### Exercise objective
Lift out each line of the data that holds "contribution".
>> START Input
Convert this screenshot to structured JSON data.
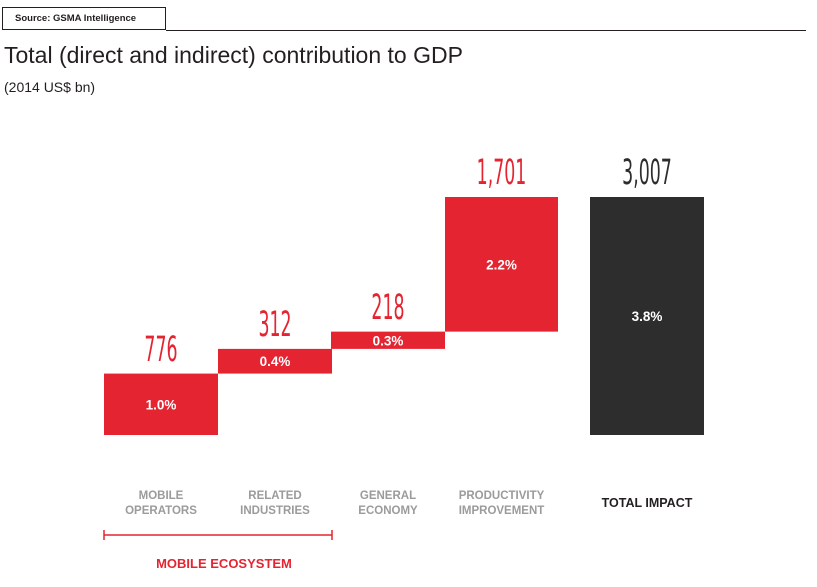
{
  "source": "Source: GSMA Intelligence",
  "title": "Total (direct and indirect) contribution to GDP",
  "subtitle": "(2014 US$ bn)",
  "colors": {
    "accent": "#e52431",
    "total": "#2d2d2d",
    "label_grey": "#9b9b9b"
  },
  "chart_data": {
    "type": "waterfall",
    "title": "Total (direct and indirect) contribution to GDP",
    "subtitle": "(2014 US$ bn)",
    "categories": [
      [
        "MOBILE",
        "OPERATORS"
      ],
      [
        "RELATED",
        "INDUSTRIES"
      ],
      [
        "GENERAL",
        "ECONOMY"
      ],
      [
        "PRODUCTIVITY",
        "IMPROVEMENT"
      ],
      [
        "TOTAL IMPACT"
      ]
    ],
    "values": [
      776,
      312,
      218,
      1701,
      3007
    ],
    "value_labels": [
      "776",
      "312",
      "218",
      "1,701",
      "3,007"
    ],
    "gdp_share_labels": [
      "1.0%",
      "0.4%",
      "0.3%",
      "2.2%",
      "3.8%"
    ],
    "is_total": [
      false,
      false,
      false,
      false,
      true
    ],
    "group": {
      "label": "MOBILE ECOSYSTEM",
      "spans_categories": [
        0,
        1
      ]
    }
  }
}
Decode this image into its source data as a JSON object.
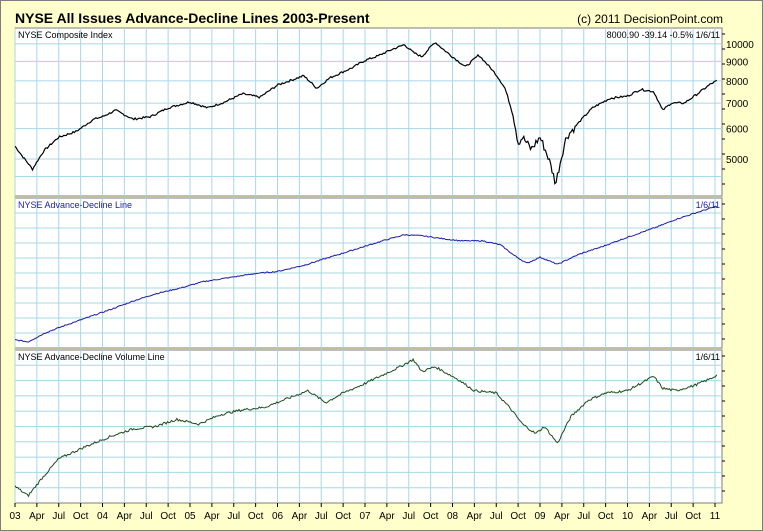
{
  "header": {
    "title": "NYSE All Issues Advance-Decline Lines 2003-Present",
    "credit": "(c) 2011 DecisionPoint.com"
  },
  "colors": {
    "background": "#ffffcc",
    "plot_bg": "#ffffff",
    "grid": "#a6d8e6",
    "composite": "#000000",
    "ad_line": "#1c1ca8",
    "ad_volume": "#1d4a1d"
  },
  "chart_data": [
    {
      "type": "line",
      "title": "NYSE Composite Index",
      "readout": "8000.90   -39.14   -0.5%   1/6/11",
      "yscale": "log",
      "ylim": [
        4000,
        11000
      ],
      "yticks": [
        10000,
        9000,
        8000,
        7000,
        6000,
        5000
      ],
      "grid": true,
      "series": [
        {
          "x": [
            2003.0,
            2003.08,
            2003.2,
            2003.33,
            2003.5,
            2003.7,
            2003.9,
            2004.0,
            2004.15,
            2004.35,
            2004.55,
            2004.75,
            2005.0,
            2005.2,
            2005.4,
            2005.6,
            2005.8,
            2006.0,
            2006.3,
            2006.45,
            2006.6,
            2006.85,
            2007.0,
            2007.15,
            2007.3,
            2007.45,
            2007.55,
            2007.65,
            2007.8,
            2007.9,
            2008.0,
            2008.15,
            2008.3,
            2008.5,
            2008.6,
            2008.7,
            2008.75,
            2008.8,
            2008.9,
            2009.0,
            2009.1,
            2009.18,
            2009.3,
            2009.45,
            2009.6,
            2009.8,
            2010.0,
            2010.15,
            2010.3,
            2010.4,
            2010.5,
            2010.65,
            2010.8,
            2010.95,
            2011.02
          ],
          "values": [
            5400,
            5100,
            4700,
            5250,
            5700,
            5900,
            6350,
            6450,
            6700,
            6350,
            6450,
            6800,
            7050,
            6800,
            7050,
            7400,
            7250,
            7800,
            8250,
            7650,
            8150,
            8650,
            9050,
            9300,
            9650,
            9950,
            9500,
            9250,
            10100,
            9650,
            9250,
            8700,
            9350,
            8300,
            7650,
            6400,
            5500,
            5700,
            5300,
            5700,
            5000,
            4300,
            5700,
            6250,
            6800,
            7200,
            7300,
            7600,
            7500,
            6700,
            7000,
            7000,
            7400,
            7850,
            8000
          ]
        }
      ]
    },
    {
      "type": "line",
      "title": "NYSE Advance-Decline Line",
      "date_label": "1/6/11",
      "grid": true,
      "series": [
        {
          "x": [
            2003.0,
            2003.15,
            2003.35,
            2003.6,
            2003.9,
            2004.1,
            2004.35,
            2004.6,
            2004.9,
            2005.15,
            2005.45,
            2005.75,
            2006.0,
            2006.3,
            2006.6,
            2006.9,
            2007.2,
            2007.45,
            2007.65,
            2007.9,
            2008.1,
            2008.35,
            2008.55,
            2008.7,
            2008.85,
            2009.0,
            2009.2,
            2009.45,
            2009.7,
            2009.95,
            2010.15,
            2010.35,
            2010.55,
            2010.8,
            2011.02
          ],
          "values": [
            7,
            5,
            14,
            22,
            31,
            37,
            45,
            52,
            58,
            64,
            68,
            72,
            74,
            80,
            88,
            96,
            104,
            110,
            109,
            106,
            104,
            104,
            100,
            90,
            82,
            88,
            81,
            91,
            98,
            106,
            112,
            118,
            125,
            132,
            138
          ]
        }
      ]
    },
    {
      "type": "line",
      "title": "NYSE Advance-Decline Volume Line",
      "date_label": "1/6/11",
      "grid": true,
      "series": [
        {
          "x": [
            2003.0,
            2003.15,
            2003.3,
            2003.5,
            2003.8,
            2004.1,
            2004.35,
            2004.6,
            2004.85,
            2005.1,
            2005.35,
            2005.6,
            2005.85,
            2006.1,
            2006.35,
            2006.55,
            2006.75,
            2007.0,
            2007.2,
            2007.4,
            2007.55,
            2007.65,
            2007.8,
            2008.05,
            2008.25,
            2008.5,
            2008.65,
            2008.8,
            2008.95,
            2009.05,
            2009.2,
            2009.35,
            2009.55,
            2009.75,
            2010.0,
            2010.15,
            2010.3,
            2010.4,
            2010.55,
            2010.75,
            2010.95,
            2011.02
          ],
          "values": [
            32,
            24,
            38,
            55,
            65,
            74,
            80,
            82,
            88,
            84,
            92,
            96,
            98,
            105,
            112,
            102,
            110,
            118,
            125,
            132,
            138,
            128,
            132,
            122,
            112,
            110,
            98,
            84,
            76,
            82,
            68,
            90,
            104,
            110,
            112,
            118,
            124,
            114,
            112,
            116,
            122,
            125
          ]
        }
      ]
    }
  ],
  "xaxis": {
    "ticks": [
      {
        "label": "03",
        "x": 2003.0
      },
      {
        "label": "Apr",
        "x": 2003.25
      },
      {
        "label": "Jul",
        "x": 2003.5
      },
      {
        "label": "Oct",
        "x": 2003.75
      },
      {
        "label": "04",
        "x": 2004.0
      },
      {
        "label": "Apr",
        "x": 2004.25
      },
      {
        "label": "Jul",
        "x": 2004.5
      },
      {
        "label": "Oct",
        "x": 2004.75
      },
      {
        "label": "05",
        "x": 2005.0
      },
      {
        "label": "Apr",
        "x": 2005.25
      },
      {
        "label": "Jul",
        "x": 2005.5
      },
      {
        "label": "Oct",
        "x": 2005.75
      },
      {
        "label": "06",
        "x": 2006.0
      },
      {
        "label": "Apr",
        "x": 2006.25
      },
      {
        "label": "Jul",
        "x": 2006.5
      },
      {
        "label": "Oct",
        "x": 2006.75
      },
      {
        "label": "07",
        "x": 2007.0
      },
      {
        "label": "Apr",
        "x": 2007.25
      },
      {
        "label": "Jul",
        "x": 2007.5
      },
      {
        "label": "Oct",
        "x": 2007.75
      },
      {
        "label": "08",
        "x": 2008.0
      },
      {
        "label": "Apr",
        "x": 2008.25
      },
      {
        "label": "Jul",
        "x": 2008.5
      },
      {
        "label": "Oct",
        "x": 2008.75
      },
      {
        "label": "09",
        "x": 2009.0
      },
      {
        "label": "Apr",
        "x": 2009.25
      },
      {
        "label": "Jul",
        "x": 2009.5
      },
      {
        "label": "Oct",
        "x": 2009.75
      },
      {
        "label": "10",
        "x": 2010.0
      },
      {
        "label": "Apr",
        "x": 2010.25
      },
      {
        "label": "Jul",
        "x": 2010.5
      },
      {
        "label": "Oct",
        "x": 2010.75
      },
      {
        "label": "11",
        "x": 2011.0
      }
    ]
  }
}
>> END Input
>> START Input
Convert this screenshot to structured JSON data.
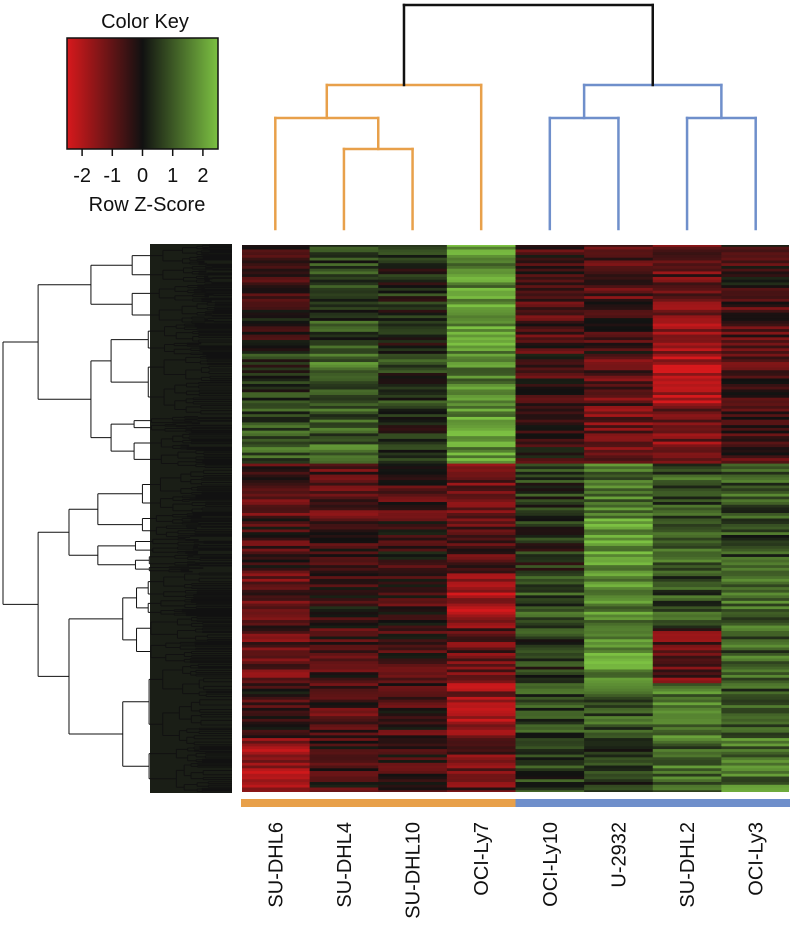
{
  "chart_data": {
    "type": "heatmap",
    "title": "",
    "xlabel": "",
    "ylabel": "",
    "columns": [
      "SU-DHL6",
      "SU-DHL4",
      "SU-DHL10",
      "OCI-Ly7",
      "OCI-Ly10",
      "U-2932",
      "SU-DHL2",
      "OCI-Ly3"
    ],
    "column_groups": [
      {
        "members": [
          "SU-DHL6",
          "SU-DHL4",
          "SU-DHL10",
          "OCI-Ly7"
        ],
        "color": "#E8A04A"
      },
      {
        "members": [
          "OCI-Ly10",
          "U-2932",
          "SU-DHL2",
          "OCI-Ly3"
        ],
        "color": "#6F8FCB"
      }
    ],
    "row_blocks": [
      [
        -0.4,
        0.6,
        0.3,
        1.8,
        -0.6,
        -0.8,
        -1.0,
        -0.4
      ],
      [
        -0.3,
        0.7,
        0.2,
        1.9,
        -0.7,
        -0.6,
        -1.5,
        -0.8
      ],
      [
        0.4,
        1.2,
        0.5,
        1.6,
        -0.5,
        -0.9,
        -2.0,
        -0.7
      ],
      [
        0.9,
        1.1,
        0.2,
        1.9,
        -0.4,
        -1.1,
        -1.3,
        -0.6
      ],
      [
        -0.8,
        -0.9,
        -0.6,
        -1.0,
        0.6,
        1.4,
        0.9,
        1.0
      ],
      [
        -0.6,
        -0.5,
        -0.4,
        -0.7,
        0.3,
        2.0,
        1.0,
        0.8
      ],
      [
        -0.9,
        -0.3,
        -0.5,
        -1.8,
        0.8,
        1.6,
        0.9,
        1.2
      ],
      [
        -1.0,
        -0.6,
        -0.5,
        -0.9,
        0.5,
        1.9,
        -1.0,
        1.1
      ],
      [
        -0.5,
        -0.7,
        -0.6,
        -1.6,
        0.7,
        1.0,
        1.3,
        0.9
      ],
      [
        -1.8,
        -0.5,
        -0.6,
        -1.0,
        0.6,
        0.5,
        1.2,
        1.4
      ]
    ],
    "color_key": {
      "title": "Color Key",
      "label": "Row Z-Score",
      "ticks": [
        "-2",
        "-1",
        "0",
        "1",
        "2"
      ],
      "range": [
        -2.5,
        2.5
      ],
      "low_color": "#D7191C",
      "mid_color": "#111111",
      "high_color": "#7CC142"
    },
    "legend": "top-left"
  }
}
>> END Input
### Expected answer
  "title": "Total (direct and indirect) contribution to GDP",
    "title": "Total (direct and indirect) contribution to GDP",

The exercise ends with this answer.